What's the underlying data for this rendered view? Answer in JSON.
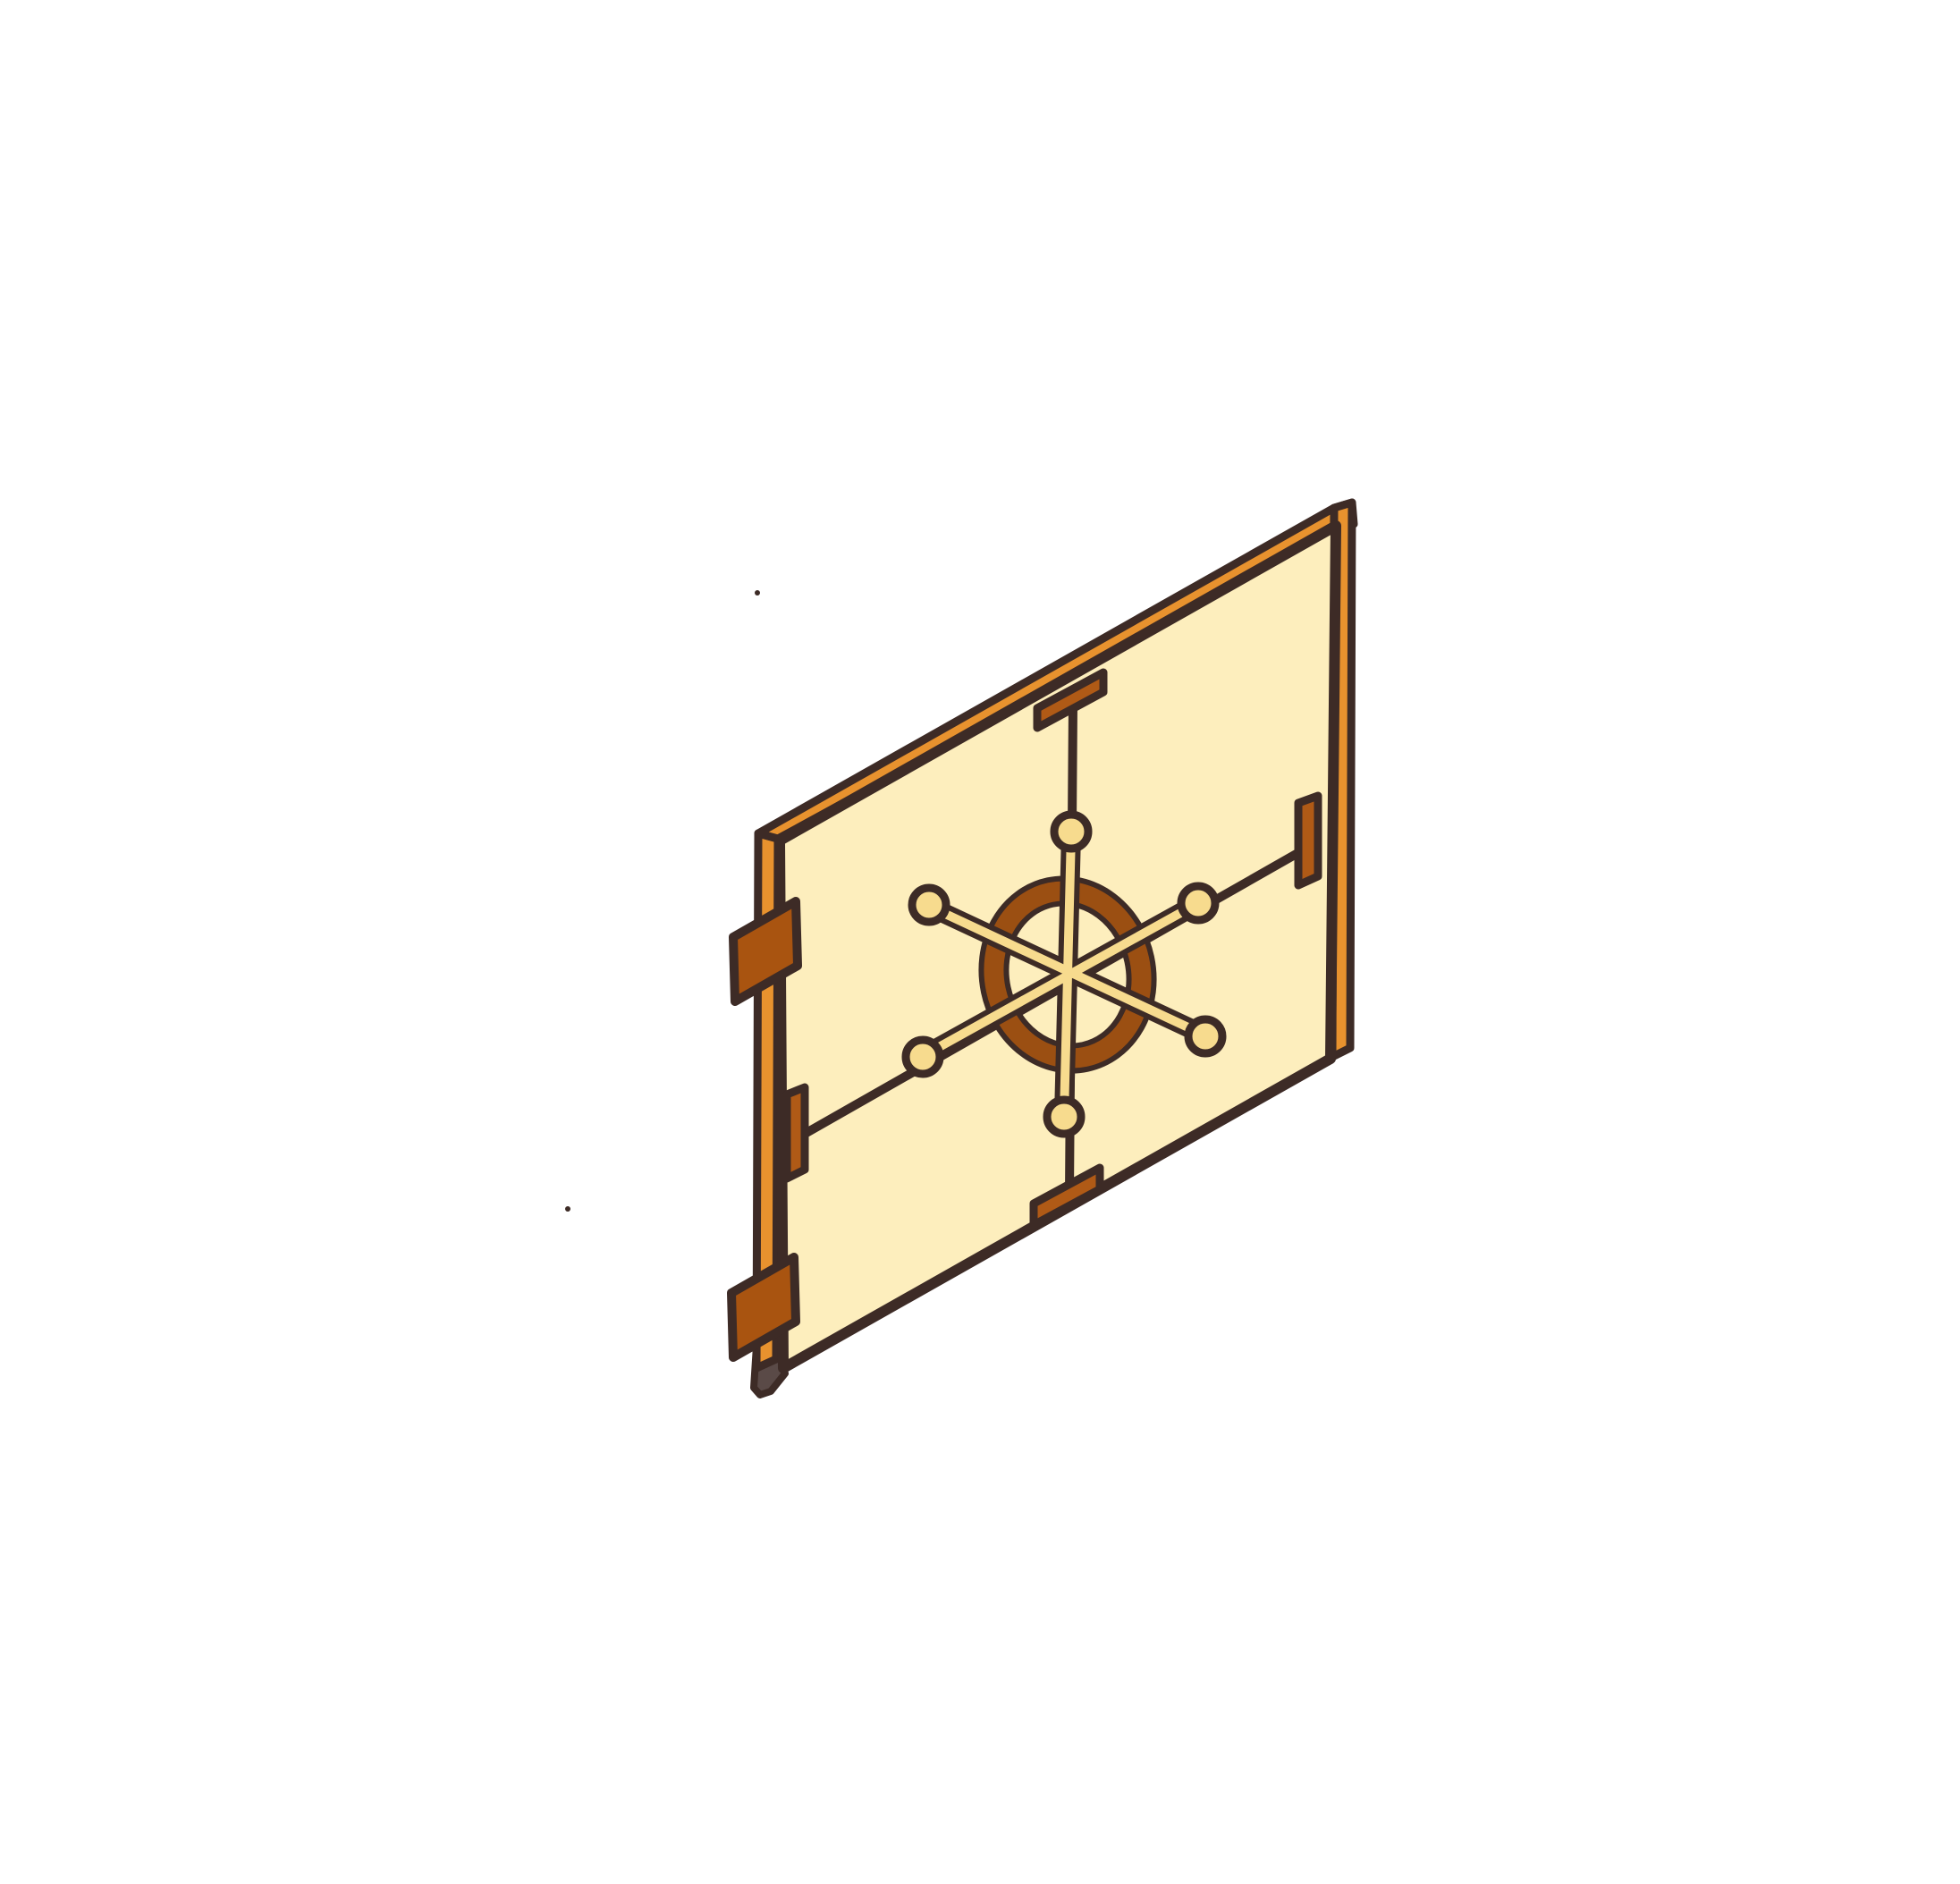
{
  "illustration": {
    "subject": "vault-door-icon",
    "colors": {
      "background": "#ffffff",
      "outline": "#3d2b26",
      "panel_fill": "#fdeebd",
      "frame_orange": "#e8922e",
      "hinge_brown": "#a95410",
      "lock_ring": "#9b4f12",
      "wheel_gold": "#f7db8e",
      "handle_tab": "#b05a16",
      "post_gray": "#5a4a47"
    }
  }
}
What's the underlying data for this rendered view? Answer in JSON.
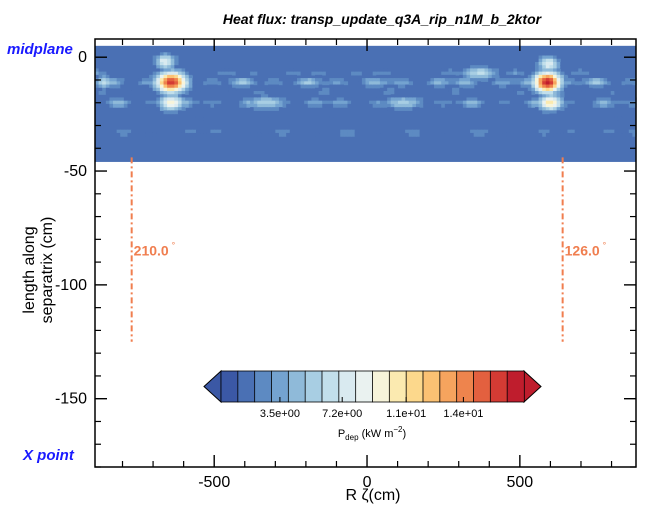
{
  "chart_data": {
    "type": "heatmap",
    "title": "Heat flux: transp_update_q3A_rip_n1M_b_2ktor",
    "xlabel": "R ζ(cm)",
    "ylabel_lines": [
      "length along",
      "separatrix (cm)"
    ],
    "xlim": [
      -890,
      880
    ],
    "ylim": [
      -180,
      8
    ],
    "x_ticks": [
      -500,
      0,
      500
    ],
    "y_ticks": [
      0,
      -50,
      -100,
      -150
    ],
    "side_labels": {
      "top": "midplane",
      "bottom": "X point"
    },
    "band": {
      "y_top": 5,
      "y_bottom": -46,
      "background_level": 0.06
    },
    "rows": [
      {
        "y": 0,
        "level": 0.04
      },
      {
        "y": -7,
        "level": 0.17
      },
      {
        "y": -11,
        "level": 0.3
      },
      {
        "y": -15,
        "level": 0.14
      },
      {
        "y": -20,
        "level": 0.25
      },
      {
        "y": -26,
        "level": 0.1
      },
      {
        "y": -33,
        "level": 0.16
      }
    ],
    "hotspots": [
      {
        "x": -640,
        "y": -11,
        "peak": 0.95,
        "wx": 50,
        "wy": 4.5
      },
      {
        "x": -640,
        "y": -20,
        "peak": 0.55,
        "wx": 40,
        "wy": 3.5
      },
      {
        "x": -660,
        "y": -2,
        "peak": 0.45,
        "wx": 35,
        "wy": 3.5
      },
      {
        "x": 590,
        "y": -11,
        "peak": 1.0,
        "wx": 45,
        "wy": 4.5
      },
      {
        "x": 600,
        "y": -20,
        "peak": 0.6,
        "wx": 40,
        "wy": 3.5
      },
      {
        "x": 595,
        "y": -3,
        "peak": 0.45,
        "wx": 35,
        "wy": 3.5
      },
      {
        "x": 370,
        "y": -7,
        "peak": 0.35,
        "wx": 60,
        "wy": 3
      },
      {
        "x": -330,
        "y": -20,
        "peak": 0.32,
        "wx": 70,
        "wy": 3
      },
      {
        "x": 120,
        "y": -20,
        "peak": 0.3,
        "wx": 70,
        "wy": 3
      },
      {
        "x": -860,
        "y": -11,
        "peak": 0.35,
        "wx": 30,
        "wy": 3
      }
    ],
    "markers": [
      {
        "x": -770,
        "y_top": -44,
        "y_bottom": -125,
        "label": "210.0",
        "label_y": -85
      },
      {
        "x": 640,
        "y_top": -44,
        "y_bottom": -125,
        "label": "126.0",
        "label_y": -85
      }
    ],
    "colorbar": {
      "title_parts": {
        "p": "P",
        "sub": "dep",
        "unit": " (kW m",
        "sup": "−2",
        "close": ")"
      },
      "tick_labels": [
        "3.5e+00",
        "7.2e+00",
        "1.1e+01",
        "1.4e+01"
      ],
      "tick_values": [
        3.5,
        7.2,
        11.0,
        14.4
      ],
      "range": [
        0,
        18
      ],
      "colors": [
        "#3b58a5",
        "#4a70b4",
        "#5d8ac2",
        "#74a3d0",
        "#8fbad9",
        "#a8cee3",
        "#c2dfeb",
        "#d9eaf0",
        "#eaf2f0",
        "#f7f4da",
        "#fbeab0",
        "#fcd88c",
        "#fbc173",
        "#f6a45e",
        "#ee844d",
        "#e3603f",
        "#d43b34",
        "#bf1d2d"
      ]
    }
  }
}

· · · · ·

== Exercise details ==
Reproduce every record word for word. The copy must contain no pictures.

== Output for this task ==
What's the underlying data for this rendered view? Answer in JSON.
{
  "illustration": {
    "subject": "vault-door-icon",
    "colors": {
      "background": "#ffffff",
      "outline": "#3d2b26",
      "panel_fill": "#fdeebd",
      "frame_orange": "#e8922e",
      "hinge_brown": "#a95410",
      "lock_ring": "#9b4f12",
      "wheel_gold": "#f7db8e",
      "handle_tab": "#b05a16",
      "post_gray": "#5a4a47"
    }
  }
}
What's the underlying data for this rendered view? Answer in JSON.
{
  "chart_data": {
    "type": "heatmap",
    "title": "Heat flux: transp_update_q3A_rip_n1M_b_2ktor",
    "xlabel": "R ζ(cm)",
    "ylabel_lines": [
      "length along",
      "separatrix (cm)"
    ],
    "xlim": [
      -890,
      880
    ],
    "ylim": [
      -180,
      8
    ],
    "x_ticks": [
      -500,
      0,
      500
    ],
    "y_ticks": [
      0,
      -50,
      -100,
      -150
    ],
    "side_labels": {
      "top": "midplane",
      "bottom": "X point"
    },
    "band": {
      "y_top": 5,
      "y_bottom": -46,
      "background_level": 0.06
    },
    "rows": [
      {
        "y": 0,
        "level": 0.04
      },
      {
        "y": -7,
        "level": 0.17
      },
      {
        "y": -11,
        "level": 0.3
      },
      {
        "y": -15,
        "level": 0.14
      },
      {
        "y": -20,
        "level": 0.25
      },
      {
        "y": -26,
        "level": 0.1
      },
      {
        "y": -33,
        "level": 0.16
      }
    ],
    "hotspots": [
      {
        "x": -640,
        "y": -11,
        "peak": 0.95,
        "wx": 50,
        "wy": 4.5
      },
      {
        "x": -640,
        "y": -20,
        "peak": 0.55,
        "wx": 40,
        "wy": 3.5
      },
      {
        "x": -660,
        "y": -2,
        "peak": 0.45,
        "wx": 35,
        "wy": 3.5
      },
      {
        "x": 590,
        "y": -11,
        "peak": 1.0,
        "wx": 45,
        "wy": 4.5
      },
      {
        "x": 600,
        "y": -20,
        "peak": 0.6,
        "wx": 40,
        "wy": 3.5
      },
      {
        "x": 595,
        "y": -3,
        "peak": 0.45,
        "wx": 35,
        "wy": 3.5
      },
      {
        "x": 370,
        "y": -7,
        "peak": 0.35,
        "wx": 60,
        "wy": 3
      },
      {
        "x": -330,
        "y": -20,
        "peak": 0.32,
        "wx": 70,
        "wy": 3
      },
      {
        "x": 120,
        "y": -20,
        "peak": 0.3,
        "wx": 70,
        "wy": 3
      },
      {
        "x": -860,
        "y": -11,
        "peak": 0.35,
        "wx": 30,
        "wy": 3
      }
    ],
    "markers": [
      {
        "x": -770,
        "y_top": -44,
        "y_bottom": -125,
        "label": "210.0",
        "label_y": -85
      },
      {
        "x": 640,
        "y_top": -44,
        "y_bottom": -125,
        "label": "126.0",
        "label_y": -85
      }
    ],
    "colorbar": {
      "title_parts": {
        "p": "P",
        "sub": "dep",
        "unit": " (kW m",
        "sup": "−2",
        "close": ")"
      },
      "tick_labels": [
        "3.5e+00",
        "7.2e+00",
        "1.1e+01",
        "1.4e+01"
      ],
      "tick_values": [
        3.5,
        7.2,
        11.0,
        14.4
      ],
      "range": [
        0,
        18
      ],
      "colors": [
        "#3b58a5",
        "#4a70b4",
        "#5d8ac2",
        "#74a3d0",
        "#8fbad9",
        "#a8cee3",
        "#c2dfeb",
        "#d9eaf0",
        "#eaf2f0",
        "#f7f4da",
        "#fbeab0",
        "#fcd88c",
        "#fbc173",
        "#f6a45e",
        "#ee844d",
        "#e3603f",
        "#d43b34",
        "#bf1d2d"
      ]
    }
  }
}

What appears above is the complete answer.